Problem description
In the following material, identify every line holding the string "zajmowała" and return it.

(Raw records)
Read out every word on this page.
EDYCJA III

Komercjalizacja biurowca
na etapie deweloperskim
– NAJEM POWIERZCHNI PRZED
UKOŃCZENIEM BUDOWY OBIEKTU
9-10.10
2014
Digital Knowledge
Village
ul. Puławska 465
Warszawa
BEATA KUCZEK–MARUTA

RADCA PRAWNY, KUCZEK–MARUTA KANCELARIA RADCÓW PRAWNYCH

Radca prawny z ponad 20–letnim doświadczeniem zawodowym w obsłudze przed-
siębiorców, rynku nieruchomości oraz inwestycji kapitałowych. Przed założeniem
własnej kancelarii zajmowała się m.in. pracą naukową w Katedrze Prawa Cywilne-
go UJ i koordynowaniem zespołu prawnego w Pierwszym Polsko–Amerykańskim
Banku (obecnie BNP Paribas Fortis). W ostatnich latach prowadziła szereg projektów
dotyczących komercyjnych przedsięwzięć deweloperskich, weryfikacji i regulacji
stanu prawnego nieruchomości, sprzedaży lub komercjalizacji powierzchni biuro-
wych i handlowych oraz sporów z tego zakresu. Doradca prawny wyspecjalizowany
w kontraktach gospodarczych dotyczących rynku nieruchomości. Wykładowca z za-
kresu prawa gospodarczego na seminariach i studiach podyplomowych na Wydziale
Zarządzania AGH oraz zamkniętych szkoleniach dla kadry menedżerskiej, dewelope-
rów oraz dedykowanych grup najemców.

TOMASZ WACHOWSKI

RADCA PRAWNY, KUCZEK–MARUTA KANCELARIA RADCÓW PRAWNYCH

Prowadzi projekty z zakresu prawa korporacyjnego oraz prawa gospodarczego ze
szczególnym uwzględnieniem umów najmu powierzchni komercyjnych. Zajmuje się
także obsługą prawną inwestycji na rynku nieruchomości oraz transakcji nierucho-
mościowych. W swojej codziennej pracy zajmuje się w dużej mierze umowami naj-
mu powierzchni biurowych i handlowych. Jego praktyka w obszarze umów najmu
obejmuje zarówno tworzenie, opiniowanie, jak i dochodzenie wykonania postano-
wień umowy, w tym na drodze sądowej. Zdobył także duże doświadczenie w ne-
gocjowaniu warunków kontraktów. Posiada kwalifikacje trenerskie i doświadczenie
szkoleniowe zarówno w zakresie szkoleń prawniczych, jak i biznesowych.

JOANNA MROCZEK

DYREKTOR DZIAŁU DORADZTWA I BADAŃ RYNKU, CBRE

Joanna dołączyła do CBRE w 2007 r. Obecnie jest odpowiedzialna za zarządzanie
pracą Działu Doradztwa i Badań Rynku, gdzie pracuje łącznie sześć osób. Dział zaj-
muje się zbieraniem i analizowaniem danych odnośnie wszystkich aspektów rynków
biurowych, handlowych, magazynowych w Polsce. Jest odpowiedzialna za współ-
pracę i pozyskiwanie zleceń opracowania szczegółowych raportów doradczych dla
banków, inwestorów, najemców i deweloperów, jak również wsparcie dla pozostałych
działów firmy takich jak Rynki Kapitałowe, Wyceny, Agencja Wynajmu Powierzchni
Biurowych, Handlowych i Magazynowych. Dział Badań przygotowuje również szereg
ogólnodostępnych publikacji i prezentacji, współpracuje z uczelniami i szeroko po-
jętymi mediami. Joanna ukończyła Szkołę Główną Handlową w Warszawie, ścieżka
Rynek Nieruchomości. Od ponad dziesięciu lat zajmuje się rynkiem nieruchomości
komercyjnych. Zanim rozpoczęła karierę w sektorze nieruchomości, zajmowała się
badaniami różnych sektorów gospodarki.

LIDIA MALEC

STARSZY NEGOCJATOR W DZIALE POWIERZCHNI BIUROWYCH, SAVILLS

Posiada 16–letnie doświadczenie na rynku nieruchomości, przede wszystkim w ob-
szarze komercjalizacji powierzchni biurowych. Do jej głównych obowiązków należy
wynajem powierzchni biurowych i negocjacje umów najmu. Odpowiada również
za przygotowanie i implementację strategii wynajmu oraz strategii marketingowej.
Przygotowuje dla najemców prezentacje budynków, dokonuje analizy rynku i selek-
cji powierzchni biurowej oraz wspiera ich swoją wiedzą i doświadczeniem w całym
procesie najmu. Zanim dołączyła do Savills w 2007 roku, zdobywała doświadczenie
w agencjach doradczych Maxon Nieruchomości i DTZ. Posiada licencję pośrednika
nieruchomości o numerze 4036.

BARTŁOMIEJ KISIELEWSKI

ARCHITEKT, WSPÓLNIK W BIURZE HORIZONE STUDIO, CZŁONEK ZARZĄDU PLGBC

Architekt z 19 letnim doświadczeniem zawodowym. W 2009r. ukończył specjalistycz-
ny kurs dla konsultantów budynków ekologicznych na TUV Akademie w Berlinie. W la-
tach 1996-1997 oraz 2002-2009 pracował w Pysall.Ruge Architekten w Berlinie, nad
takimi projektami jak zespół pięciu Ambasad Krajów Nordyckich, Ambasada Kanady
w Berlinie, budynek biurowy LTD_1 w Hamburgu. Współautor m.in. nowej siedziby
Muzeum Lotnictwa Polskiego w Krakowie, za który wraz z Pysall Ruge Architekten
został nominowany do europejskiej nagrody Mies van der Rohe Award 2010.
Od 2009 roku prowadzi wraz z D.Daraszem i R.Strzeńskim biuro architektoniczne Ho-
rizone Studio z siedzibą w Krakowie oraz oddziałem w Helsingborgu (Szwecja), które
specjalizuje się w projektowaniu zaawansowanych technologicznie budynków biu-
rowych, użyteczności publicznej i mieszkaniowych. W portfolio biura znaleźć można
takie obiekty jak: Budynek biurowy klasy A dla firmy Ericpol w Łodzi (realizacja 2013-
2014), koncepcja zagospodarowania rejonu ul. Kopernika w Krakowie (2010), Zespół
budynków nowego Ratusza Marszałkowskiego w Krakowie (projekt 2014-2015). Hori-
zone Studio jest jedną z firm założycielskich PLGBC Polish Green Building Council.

Reply to the task
własnej kancelarii zajmowała się m.in. pracą naukową w Katedrze Prawa Cywilne-
komercyjnych. Zanim rozpoczęła karierę w sektorze nieruchomości, zajmowała się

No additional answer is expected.